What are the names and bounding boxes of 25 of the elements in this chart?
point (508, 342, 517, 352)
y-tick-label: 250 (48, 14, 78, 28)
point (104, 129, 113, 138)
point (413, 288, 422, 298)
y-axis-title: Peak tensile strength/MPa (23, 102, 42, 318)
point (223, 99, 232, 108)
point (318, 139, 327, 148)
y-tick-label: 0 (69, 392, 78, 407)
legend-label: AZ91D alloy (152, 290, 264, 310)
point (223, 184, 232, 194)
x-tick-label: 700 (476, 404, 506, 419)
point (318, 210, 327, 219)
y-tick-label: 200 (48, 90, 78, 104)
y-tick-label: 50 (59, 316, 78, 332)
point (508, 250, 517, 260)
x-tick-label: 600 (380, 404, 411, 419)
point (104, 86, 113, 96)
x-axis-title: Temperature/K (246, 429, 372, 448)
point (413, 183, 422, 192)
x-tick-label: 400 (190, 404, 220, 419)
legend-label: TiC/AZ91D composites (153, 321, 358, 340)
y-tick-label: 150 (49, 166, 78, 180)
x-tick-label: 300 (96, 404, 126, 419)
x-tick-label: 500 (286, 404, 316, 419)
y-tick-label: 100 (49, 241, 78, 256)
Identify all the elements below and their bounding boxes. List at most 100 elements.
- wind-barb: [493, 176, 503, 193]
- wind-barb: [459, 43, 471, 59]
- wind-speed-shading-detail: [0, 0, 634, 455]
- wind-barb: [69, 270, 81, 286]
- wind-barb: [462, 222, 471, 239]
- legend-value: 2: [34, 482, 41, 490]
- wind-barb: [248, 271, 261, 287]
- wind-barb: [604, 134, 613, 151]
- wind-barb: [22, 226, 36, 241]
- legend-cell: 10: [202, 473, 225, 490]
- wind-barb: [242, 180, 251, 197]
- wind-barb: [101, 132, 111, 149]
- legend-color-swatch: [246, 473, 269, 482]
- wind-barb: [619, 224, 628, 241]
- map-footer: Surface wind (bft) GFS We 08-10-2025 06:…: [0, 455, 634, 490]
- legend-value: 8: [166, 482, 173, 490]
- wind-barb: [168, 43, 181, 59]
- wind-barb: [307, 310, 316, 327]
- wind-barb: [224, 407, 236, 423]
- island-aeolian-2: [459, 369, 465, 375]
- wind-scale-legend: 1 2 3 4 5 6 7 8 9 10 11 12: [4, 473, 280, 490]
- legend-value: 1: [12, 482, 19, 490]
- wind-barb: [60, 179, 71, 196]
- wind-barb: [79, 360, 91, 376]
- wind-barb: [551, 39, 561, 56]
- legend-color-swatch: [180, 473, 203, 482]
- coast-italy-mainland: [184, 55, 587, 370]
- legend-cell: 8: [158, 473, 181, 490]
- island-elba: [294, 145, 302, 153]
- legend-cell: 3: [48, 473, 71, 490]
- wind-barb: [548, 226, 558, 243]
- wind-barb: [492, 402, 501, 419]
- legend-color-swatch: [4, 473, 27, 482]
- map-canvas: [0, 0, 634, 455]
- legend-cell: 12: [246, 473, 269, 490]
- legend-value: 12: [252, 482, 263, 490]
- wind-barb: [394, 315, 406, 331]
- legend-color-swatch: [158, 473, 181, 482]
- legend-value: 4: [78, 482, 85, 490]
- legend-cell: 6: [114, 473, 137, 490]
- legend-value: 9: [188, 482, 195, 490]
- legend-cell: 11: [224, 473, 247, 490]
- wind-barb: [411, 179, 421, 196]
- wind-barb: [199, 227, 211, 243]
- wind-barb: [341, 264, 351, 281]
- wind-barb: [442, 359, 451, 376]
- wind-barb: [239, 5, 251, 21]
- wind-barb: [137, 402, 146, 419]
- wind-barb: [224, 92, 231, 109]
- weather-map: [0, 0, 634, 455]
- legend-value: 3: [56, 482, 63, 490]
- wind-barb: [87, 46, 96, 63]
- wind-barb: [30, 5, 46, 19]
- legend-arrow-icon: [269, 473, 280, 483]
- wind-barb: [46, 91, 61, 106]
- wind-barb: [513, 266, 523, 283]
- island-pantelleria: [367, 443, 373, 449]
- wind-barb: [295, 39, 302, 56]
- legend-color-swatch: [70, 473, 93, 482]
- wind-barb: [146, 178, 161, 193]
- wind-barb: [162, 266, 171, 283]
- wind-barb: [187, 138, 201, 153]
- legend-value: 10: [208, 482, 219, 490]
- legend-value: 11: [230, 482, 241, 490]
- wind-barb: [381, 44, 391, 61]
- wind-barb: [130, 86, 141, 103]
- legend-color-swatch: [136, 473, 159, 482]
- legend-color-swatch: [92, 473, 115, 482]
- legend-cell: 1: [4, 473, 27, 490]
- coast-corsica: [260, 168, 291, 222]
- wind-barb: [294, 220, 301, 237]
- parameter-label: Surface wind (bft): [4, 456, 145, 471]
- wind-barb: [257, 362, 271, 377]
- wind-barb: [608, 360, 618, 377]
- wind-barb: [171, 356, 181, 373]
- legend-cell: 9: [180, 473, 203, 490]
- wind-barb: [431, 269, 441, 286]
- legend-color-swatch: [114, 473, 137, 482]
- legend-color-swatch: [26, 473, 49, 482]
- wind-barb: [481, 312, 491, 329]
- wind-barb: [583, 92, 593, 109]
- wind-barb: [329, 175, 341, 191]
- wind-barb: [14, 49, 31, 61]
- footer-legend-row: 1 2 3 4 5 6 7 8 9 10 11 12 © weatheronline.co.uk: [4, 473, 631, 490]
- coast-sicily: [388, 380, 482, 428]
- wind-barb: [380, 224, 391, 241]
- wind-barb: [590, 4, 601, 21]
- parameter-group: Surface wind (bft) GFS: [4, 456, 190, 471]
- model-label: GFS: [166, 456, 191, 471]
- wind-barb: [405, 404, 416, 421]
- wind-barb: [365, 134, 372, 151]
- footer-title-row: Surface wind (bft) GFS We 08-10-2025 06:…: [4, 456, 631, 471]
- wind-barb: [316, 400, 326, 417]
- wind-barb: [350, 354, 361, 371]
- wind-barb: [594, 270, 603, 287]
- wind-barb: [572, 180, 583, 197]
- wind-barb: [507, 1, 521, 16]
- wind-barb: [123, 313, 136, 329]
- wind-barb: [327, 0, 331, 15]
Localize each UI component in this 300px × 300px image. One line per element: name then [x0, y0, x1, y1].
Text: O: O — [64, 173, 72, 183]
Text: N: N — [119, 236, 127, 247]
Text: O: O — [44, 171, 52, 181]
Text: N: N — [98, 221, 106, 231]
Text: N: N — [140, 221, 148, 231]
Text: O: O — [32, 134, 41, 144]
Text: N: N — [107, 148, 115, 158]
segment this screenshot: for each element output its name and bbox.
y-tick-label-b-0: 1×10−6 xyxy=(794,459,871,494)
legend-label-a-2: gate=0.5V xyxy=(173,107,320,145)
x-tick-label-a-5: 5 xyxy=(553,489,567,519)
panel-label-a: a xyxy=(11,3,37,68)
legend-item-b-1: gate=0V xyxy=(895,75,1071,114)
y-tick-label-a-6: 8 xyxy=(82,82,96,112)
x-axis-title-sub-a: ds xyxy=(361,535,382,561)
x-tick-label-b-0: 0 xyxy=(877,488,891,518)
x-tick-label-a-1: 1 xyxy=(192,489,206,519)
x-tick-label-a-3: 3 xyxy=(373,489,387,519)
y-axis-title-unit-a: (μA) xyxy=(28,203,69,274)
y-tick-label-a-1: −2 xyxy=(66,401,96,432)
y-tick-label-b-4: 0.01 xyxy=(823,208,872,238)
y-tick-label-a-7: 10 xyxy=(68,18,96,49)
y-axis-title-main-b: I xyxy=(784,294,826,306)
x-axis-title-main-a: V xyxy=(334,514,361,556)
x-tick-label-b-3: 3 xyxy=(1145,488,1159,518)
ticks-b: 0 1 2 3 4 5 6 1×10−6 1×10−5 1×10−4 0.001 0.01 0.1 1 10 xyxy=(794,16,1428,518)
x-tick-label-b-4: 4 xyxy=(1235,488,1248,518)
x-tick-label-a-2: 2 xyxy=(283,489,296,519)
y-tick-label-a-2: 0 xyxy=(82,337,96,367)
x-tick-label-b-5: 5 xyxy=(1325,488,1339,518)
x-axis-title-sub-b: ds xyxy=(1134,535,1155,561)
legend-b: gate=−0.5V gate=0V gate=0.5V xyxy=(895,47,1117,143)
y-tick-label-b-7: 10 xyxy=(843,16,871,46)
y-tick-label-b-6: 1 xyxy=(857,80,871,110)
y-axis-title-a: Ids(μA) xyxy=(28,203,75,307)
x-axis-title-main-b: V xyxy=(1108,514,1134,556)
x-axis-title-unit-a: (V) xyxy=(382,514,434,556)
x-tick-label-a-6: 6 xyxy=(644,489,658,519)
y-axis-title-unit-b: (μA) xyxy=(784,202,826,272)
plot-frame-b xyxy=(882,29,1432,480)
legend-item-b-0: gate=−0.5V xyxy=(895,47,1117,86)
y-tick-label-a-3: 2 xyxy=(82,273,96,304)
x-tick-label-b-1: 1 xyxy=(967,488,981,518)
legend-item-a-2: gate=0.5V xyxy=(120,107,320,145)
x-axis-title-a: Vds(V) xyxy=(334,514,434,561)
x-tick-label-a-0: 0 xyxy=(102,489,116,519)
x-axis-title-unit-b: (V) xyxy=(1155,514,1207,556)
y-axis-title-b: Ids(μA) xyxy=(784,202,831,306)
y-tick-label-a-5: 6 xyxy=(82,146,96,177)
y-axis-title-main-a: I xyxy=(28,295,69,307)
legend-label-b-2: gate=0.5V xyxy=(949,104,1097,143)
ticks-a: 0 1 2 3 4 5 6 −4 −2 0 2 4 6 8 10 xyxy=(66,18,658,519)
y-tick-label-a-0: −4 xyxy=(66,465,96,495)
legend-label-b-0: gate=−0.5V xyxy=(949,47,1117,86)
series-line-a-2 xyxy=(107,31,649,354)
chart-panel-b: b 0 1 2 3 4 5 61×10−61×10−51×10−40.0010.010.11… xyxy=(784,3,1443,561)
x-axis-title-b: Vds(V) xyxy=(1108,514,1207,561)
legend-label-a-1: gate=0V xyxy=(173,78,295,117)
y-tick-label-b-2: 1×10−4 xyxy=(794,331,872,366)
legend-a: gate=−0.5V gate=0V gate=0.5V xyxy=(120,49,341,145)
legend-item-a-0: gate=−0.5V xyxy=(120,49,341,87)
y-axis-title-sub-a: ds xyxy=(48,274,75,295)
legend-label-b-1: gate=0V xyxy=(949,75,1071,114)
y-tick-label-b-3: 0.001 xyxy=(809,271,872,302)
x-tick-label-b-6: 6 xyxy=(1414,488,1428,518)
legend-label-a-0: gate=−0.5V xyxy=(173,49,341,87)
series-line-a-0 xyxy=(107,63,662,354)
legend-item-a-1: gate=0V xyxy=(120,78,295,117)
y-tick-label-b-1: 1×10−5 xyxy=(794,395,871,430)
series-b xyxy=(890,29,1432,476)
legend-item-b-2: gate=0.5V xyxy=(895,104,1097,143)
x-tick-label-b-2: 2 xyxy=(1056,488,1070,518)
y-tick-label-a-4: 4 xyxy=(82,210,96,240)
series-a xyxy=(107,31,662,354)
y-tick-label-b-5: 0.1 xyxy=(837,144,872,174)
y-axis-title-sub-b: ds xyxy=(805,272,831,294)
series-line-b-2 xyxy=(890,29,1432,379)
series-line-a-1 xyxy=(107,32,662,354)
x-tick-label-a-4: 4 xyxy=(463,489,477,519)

■ WHAT TO WORK ON
In the material, take the lines starting at the first line and ending at the line containing "x-tick-label: 600 (380, 404, 411, 419)", and change "Peak tensile strength" to "Ultimate tensile strength". Leave everything else as is.

■ SOLVED PROBLEM
What are the names and bounding boxes of 25 of the elements in this chart?
point (508, 342, 517, 352)
y-tick-label: 250 (48, 14, 78, 28)
point (104, 129, 113, 138)
point (413, 288, 422, 298)
y-axis-title: Ultimate tensile strength/MPa (23, 102, 42, 318)
point (223, 99, 232, 108)
point (318, 139, 327, 148)
y-tick-label: 0 (69, 392, 78, 407)
legend-label: AZ91D alloy (152, 290, 264, 310)
point (223, 184, 232, 194)
x-tick-label: 700 (476, 404, 506, 419)
point (318, 210, 327, 219)
y-tick-label: 200 (48, 90, 78, 104)
y-tick-label: 50 (59, 316, 78, 332)
point (508, 250, 517, 260)
x-tick-label: 600 (380, 404, 411, 419)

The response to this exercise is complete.